## Work request
In the material below, find each line with the word "Received" and copy it.

## Data to use
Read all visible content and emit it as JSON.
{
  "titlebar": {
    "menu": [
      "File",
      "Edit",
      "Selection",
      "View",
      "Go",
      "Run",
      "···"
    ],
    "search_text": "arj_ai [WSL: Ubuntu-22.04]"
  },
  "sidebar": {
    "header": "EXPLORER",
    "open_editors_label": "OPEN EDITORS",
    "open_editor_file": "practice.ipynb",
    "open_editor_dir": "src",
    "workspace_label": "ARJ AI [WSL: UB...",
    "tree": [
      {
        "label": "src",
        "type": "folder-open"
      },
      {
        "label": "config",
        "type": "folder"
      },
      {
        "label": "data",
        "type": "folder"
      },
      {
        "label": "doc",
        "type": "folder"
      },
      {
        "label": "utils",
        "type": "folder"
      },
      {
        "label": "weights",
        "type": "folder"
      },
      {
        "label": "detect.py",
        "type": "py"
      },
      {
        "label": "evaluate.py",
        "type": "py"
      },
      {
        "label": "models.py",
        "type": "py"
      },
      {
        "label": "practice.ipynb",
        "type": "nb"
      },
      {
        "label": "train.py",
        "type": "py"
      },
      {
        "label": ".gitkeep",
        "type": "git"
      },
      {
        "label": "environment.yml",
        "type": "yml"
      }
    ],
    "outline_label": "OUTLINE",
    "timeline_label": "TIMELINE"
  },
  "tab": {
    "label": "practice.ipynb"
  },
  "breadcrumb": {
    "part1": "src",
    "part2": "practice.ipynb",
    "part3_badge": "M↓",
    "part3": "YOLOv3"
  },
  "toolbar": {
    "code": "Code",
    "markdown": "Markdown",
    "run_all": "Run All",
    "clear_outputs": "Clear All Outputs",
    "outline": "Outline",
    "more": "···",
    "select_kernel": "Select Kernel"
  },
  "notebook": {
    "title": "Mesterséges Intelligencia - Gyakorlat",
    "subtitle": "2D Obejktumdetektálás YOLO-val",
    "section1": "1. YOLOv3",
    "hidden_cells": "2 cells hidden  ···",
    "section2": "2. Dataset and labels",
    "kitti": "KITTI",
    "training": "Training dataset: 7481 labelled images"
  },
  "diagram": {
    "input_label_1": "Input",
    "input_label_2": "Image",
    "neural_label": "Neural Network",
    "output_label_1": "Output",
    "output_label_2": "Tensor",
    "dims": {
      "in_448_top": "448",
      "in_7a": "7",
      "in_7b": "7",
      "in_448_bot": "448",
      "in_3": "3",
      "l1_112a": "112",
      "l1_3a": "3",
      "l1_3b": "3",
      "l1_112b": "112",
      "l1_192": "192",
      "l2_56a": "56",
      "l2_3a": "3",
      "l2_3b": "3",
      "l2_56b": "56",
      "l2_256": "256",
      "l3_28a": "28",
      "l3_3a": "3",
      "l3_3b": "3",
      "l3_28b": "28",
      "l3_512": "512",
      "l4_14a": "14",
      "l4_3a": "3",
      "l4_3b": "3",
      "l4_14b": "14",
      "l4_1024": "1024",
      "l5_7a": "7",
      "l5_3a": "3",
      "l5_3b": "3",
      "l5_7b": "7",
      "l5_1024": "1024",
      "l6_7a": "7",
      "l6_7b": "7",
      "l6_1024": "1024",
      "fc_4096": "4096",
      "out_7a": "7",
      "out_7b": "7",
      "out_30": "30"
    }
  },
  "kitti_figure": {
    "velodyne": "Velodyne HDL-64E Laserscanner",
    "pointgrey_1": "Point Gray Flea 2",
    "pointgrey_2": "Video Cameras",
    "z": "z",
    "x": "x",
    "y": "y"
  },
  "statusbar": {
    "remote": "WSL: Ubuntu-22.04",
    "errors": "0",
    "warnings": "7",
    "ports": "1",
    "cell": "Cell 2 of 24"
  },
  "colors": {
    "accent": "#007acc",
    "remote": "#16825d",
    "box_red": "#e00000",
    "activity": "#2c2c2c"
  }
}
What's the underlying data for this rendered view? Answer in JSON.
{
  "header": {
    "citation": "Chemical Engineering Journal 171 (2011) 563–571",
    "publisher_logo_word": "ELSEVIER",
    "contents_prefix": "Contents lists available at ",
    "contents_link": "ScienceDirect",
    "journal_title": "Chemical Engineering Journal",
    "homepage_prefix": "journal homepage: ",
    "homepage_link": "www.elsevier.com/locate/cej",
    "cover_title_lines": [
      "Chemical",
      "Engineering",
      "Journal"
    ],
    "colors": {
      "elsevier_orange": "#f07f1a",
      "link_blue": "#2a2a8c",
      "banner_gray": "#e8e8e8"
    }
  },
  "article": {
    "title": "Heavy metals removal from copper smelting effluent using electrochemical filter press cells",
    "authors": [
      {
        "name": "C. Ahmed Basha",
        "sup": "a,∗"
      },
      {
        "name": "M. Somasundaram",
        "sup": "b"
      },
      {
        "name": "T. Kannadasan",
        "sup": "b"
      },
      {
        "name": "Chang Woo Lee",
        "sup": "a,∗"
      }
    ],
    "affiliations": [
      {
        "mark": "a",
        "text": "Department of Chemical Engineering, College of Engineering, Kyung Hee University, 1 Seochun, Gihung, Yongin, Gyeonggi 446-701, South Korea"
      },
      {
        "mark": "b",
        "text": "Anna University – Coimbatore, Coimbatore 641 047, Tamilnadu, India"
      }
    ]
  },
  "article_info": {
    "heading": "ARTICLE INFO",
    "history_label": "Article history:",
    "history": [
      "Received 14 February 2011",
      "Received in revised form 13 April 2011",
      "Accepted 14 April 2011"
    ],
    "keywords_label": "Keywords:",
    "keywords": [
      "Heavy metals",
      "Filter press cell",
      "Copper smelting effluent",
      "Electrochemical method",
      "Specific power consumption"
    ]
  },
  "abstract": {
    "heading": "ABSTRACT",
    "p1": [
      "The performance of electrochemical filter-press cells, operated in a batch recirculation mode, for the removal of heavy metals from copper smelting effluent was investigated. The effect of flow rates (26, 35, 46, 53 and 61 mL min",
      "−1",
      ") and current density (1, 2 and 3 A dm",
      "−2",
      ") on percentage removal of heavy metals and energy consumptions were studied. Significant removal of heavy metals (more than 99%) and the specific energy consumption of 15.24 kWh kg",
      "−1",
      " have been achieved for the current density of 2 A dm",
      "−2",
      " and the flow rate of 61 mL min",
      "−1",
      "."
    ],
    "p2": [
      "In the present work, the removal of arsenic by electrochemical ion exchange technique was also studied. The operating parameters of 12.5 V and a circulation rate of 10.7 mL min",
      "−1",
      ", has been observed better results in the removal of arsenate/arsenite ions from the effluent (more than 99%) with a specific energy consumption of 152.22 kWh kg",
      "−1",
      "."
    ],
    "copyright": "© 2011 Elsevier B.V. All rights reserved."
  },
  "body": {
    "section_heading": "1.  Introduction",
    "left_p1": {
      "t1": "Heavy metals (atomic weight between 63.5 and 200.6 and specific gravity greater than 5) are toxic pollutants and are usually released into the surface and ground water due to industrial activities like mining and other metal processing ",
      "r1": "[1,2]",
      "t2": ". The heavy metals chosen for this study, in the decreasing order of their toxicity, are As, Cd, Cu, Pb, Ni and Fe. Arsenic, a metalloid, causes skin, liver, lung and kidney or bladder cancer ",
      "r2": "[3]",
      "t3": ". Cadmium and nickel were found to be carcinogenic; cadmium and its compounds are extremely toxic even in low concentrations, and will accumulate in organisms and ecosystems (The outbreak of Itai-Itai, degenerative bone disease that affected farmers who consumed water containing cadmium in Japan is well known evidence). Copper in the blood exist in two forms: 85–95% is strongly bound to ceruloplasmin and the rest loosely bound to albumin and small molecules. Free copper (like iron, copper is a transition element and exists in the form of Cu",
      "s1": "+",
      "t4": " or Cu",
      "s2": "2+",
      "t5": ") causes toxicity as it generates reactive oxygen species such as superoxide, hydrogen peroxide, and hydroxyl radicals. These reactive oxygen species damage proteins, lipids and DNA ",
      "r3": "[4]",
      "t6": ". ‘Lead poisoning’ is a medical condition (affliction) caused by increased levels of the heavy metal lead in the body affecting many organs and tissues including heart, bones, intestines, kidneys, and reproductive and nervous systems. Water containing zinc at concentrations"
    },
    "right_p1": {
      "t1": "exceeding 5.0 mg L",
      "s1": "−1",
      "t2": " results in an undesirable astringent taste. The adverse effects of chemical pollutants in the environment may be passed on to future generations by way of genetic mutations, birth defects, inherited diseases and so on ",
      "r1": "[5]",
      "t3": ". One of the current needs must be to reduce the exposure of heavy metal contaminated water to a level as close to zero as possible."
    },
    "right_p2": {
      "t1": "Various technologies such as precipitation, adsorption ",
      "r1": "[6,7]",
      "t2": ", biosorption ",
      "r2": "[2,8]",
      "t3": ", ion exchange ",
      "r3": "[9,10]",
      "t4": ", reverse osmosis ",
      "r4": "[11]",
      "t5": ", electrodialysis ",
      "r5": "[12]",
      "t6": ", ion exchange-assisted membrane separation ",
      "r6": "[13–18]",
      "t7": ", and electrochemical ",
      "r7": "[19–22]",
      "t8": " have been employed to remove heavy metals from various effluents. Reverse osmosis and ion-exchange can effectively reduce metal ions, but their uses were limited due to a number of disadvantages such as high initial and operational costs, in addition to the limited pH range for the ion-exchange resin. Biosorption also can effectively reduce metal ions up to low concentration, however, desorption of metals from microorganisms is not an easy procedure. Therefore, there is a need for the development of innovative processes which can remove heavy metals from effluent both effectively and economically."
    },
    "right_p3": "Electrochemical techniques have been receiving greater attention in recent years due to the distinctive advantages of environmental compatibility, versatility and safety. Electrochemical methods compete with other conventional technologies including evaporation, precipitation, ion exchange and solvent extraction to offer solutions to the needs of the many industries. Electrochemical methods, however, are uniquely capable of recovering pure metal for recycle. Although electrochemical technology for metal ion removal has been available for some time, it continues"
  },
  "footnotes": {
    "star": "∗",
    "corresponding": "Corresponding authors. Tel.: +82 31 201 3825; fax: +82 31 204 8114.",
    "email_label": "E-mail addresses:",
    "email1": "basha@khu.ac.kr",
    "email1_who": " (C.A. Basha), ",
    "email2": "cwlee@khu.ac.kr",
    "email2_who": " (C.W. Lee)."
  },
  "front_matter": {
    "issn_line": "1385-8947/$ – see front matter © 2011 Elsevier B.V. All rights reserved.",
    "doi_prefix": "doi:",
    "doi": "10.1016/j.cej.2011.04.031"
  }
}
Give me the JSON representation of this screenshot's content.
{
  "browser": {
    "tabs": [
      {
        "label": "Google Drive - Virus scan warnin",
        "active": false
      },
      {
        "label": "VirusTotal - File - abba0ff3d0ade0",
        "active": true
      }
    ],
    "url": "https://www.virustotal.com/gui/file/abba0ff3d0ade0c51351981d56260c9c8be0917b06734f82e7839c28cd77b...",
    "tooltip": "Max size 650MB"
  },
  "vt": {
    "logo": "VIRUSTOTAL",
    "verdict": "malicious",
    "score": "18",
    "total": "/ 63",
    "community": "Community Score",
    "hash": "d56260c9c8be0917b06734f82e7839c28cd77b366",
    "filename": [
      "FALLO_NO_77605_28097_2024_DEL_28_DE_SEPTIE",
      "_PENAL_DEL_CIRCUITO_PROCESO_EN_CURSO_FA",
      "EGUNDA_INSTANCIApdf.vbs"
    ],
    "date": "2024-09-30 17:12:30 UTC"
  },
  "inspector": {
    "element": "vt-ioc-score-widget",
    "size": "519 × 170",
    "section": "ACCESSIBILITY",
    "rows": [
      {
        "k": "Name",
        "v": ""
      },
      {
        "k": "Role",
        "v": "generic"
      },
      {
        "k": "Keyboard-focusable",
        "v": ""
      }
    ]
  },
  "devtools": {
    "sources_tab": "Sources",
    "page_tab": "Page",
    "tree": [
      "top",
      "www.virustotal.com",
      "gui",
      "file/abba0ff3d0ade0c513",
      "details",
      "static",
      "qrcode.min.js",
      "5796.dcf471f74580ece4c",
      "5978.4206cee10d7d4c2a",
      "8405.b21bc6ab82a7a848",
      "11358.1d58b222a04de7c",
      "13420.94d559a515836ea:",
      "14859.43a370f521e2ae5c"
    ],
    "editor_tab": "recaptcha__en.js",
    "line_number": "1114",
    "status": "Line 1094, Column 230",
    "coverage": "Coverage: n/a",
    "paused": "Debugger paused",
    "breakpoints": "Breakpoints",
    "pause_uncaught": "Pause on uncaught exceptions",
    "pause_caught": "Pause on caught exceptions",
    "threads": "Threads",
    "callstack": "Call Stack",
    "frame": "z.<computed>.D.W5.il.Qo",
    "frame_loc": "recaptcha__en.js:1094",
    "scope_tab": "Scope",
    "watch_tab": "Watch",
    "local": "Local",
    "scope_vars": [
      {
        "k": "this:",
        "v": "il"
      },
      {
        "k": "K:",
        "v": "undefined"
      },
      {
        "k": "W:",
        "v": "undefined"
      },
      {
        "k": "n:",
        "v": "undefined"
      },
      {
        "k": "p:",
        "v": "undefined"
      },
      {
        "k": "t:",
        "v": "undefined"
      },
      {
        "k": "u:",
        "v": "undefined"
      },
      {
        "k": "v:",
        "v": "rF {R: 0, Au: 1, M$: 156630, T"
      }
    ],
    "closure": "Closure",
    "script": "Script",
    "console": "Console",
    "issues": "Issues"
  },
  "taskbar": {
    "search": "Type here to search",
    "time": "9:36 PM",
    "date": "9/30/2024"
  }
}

## Your response
      "Received 14 February 2011",
      "Received in revised form 13 April 2011",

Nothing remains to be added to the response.